Exercise details ▸ Find each line with the word "diamond" and copy it.

[Records about charts and figures]
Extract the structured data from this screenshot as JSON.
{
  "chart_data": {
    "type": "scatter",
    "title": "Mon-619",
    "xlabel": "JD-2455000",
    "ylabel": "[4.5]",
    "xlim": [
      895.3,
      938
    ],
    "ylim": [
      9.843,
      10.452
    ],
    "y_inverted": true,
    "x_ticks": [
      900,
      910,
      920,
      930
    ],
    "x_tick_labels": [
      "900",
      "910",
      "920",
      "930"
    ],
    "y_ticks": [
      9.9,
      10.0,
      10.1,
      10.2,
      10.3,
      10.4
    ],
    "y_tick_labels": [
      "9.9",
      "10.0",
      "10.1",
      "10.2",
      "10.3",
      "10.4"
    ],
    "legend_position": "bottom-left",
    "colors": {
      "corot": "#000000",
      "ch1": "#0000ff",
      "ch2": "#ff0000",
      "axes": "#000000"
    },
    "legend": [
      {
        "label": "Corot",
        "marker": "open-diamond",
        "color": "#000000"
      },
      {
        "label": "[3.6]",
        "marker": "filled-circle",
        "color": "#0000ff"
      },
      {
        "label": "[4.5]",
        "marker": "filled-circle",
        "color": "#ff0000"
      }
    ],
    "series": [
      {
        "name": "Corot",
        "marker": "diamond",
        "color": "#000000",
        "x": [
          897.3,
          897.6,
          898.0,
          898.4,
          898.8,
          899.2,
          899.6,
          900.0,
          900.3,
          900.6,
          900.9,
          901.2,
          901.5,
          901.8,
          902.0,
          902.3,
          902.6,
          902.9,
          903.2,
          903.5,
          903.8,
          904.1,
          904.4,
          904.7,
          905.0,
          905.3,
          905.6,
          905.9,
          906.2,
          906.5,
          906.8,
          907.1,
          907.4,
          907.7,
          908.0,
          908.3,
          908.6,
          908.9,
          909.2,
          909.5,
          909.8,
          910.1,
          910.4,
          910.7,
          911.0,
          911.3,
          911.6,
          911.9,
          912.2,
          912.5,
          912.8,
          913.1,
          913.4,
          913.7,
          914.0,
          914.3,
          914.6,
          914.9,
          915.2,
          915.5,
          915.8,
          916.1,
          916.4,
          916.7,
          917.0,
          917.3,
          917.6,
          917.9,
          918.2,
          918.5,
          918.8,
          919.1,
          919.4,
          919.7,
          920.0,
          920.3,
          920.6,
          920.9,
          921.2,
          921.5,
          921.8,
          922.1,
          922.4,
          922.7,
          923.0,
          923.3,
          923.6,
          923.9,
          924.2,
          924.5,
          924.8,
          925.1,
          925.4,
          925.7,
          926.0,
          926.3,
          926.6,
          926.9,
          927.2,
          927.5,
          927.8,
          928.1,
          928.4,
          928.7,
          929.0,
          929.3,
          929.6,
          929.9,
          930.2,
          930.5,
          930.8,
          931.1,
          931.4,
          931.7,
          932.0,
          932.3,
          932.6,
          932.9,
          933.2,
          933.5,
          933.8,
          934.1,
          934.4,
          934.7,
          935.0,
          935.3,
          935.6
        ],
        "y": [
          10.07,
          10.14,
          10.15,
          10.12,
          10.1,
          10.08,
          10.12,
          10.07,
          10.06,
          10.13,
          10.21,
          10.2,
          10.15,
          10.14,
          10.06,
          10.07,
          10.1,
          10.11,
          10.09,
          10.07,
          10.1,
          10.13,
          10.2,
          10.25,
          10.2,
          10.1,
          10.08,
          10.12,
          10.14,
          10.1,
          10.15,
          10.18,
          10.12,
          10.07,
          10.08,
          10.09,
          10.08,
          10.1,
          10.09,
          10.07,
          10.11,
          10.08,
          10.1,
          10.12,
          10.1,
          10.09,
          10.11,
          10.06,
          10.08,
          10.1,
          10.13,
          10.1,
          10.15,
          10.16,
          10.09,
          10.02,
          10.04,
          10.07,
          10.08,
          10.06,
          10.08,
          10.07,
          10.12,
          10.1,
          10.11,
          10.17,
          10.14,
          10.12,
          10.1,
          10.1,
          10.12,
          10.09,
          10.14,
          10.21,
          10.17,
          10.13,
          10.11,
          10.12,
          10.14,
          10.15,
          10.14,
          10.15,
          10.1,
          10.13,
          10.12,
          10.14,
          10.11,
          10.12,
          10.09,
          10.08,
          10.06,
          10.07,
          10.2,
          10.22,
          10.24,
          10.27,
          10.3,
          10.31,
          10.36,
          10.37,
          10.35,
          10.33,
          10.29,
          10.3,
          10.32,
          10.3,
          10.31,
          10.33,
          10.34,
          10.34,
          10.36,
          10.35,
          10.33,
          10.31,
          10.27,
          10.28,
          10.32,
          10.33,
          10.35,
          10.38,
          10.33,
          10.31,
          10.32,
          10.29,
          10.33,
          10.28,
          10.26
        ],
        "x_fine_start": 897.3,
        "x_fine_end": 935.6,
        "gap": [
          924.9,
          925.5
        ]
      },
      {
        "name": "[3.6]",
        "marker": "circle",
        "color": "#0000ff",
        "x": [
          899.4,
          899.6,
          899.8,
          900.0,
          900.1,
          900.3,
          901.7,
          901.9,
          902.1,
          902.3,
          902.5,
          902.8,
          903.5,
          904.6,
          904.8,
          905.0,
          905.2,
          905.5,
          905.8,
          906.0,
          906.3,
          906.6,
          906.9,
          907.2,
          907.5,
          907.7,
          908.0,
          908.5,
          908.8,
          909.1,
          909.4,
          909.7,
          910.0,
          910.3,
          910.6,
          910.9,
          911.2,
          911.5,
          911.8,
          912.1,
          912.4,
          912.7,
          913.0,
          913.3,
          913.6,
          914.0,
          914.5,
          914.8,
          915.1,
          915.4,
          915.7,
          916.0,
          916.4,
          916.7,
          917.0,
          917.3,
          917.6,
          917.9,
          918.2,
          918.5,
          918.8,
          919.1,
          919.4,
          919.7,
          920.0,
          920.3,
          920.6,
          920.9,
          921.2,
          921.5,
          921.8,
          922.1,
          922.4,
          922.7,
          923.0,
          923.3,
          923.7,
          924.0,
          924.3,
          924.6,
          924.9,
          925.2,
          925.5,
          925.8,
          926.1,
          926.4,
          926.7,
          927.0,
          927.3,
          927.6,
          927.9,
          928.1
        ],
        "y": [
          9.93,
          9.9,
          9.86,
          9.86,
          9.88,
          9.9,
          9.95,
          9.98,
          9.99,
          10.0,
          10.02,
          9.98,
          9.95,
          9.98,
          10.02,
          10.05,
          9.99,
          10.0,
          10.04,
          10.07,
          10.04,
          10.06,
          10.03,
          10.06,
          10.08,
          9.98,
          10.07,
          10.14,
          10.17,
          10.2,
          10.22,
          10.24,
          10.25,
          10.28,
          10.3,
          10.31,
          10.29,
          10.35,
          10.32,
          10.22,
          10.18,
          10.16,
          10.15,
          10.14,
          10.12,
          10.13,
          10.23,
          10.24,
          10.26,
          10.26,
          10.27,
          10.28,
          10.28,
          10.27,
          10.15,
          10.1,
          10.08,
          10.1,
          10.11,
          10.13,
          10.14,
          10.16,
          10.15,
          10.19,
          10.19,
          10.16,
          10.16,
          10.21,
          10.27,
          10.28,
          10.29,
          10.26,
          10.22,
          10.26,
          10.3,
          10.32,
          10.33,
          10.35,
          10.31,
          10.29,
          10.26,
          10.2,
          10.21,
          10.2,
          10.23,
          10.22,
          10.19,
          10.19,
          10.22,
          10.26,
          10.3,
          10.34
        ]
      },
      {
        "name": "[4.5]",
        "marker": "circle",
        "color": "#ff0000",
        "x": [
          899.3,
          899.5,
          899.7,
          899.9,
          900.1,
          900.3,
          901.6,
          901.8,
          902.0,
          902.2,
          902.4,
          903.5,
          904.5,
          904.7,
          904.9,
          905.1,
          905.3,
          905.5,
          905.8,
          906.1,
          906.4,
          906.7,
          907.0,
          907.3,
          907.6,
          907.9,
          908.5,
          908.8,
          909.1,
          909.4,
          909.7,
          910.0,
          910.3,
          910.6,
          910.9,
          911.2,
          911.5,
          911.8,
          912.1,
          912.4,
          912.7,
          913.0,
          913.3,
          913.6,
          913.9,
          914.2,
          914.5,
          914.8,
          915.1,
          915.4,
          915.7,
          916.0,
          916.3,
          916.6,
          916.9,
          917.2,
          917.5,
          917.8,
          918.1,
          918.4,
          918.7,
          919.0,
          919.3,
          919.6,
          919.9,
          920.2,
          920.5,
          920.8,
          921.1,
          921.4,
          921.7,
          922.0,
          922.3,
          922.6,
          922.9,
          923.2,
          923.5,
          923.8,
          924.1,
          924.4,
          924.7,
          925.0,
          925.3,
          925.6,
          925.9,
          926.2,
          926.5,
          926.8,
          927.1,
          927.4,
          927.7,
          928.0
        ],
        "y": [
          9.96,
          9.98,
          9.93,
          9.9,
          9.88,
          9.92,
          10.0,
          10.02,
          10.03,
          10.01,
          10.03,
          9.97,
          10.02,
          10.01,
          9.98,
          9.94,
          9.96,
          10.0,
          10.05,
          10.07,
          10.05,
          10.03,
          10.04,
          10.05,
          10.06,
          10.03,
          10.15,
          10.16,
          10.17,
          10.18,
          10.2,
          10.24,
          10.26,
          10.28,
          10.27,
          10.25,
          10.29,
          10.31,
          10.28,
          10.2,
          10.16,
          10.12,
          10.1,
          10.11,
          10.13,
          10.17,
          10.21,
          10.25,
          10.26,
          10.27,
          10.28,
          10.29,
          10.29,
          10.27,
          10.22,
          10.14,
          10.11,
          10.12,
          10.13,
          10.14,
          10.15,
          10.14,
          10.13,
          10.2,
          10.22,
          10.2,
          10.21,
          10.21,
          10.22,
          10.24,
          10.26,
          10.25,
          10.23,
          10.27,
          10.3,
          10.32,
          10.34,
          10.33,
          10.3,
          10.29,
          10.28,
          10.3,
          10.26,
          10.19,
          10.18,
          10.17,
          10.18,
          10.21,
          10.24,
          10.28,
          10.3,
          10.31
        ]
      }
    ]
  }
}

Solved exercise ▸
        "marker": "open-diamond",
        "marker": "diamond",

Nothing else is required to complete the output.